*What is required*. Give only the number of lines in the listing below where the string "oldName" occurs.

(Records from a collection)
────────────────

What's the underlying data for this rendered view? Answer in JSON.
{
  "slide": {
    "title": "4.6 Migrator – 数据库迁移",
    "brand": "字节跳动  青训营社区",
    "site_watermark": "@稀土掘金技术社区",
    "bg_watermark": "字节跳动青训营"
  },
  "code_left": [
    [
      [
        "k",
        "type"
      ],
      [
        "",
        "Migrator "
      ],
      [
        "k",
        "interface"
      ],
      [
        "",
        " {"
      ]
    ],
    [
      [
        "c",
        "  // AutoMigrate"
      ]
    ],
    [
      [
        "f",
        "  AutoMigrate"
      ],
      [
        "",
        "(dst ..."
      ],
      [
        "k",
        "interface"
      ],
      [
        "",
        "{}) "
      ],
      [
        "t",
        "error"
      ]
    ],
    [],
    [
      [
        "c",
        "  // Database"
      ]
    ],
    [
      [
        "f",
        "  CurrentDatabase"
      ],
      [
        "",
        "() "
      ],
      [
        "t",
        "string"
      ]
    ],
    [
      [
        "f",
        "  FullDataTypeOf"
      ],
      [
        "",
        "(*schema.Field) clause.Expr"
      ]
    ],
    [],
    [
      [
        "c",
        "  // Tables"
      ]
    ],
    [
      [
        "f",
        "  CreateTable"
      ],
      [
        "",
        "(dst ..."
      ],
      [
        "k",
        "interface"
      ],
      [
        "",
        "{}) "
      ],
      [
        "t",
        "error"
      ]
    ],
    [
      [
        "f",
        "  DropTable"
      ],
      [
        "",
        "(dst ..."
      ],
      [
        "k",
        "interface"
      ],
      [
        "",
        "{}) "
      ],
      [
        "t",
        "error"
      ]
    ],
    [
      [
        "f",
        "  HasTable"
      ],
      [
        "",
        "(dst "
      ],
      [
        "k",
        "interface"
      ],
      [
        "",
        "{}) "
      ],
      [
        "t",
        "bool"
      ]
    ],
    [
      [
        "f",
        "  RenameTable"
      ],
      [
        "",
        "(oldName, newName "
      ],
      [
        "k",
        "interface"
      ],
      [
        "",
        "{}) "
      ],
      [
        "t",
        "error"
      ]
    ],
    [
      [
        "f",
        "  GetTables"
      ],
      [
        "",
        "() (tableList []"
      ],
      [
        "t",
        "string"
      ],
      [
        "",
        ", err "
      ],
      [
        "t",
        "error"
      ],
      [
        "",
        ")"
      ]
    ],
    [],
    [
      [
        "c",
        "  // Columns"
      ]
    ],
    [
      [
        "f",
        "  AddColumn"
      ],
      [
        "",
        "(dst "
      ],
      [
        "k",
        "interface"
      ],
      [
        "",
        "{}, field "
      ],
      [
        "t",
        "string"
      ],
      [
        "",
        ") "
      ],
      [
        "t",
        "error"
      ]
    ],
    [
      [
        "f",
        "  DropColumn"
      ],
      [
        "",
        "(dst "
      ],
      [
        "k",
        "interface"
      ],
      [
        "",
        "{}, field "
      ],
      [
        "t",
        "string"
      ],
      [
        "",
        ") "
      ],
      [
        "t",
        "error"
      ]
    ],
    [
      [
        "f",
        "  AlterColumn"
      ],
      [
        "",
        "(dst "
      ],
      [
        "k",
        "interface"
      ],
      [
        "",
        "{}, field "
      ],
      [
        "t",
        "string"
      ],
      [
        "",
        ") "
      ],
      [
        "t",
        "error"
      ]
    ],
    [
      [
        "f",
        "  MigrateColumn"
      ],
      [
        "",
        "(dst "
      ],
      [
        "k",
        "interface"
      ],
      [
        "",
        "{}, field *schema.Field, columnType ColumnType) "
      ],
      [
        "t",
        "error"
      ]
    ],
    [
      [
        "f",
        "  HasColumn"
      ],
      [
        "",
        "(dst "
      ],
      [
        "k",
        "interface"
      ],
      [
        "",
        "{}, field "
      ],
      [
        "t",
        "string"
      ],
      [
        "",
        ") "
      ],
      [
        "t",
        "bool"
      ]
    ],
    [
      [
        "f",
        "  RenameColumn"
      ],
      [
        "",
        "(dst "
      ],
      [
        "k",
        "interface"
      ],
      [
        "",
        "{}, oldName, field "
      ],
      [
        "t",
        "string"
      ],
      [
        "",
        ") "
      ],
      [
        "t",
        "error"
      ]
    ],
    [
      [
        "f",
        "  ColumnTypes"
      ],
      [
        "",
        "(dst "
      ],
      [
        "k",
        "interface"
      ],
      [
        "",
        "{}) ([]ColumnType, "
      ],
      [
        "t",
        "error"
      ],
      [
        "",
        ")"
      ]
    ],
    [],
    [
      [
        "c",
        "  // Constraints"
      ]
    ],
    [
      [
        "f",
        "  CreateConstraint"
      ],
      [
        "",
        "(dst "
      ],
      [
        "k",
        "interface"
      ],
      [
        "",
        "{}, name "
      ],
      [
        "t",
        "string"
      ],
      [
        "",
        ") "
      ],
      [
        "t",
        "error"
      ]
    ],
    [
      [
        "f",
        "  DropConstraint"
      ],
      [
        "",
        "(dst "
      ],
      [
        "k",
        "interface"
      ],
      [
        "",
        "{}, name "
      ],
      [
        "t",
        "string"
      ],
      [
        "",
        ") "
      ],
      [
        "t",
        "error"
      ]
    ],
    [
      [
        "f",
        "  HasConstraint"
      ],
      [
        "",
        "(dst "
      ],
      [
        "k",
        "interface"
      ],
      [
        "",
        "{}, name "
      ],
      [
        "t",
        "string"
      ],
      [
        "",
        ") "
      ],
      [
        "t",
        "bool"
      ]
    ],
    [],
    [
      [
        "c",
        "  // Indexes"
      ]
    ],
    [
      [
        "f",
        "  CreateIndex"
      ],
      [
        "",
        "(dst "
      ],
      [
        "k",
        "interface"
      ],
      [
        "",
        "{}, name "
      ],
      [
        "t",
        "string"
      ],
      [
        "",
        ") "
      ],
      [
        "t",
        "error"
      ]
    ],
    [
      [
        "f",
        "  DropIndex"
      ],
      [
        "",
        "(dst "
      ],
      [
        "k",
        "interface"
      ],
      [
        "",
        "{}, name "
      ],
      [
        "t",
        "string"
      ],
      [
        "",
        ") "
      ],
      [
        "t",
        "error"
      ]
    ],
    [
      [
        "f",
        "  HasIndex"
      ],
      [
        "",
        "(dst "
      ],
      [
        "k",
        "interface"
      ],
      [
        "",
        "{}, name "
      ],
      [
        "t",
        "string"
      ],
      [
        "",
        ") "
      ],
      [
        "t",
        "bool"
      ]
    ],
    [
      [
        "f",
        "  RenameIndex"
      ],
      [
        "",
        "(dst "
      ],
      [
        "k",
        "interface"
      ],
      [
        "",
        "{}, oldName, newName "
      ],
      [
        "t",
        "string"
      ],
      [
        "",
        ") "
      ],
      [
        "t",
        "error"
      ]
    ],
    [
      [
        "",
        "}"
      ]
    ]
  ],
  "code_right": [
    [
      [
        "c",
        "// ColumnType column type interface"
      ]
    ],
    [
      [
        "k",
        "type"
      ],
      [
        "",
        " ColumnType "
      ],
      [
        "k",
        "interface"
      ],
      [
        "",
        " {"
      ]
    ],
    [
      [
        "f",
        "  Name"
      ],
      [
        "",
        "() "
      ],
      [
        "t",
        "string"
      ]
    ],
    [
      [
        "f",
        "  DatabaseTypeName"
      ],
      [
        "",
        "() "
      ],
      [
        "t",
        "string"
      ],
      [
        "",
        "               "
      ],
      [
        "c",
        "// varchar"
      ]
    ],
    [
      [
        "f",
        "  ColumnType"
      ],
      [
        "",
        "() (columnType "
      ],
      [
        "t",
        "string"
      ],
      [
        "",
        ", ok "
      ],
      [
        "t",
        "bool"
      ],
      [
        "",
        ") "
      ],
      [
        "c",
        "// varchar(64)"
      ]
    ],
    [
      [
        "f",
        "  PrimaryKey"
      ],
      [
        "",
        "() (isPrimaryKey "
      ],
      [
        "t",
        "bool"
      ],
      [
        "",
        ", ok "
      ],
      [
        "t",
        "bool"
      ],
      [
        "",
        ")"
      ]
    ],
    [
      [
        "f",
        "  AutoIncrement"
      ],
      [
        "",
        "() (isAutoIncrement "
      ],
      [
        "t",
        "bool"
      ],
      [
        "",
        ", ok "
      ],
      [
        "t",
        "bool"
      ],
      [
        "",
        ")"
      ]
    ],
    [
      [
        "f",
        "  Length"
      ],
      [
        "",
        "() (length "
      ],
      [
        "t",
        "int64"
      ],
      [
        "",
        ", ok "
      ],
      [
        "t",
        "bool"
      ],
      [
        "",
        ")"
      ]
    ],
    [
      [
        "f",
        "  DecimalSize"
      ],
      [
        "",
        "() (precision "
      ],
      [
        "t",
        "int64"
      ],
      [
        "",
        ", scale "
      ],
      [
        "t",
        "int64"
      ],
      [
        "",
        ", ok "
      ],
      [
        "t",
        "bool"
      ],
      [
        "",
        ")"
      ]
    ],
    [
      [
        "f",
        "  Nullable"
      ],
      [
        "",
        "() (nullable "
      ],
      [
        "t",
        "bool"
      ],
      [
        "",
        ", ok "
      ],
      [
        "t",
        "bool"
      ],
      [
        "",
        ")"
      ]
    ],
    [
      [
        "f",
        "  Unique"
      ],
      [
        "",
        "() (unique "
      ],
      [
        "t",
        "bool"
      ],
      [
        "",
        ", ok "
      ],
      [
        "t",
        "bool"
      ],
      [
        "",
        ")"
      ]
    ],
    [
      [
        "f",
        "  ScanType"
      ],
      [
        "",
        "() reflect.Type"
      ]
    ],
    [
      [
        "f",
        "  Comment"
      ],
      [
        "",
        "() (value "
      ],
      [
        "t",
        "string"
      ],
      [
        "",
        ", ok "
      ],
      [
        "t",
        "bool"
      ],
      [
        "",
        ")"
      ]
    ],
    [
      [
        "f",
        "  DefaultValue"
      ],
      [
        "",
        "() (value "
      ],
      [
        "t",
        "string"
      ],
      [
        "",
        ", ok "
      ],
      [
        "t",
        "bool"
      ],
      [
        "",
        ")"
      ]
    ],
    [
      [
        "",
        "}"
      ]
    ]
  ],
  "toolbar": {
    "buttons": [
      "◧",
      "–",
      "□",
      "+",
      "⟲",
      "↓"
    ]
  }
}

────────────────

*Response to this task*. 3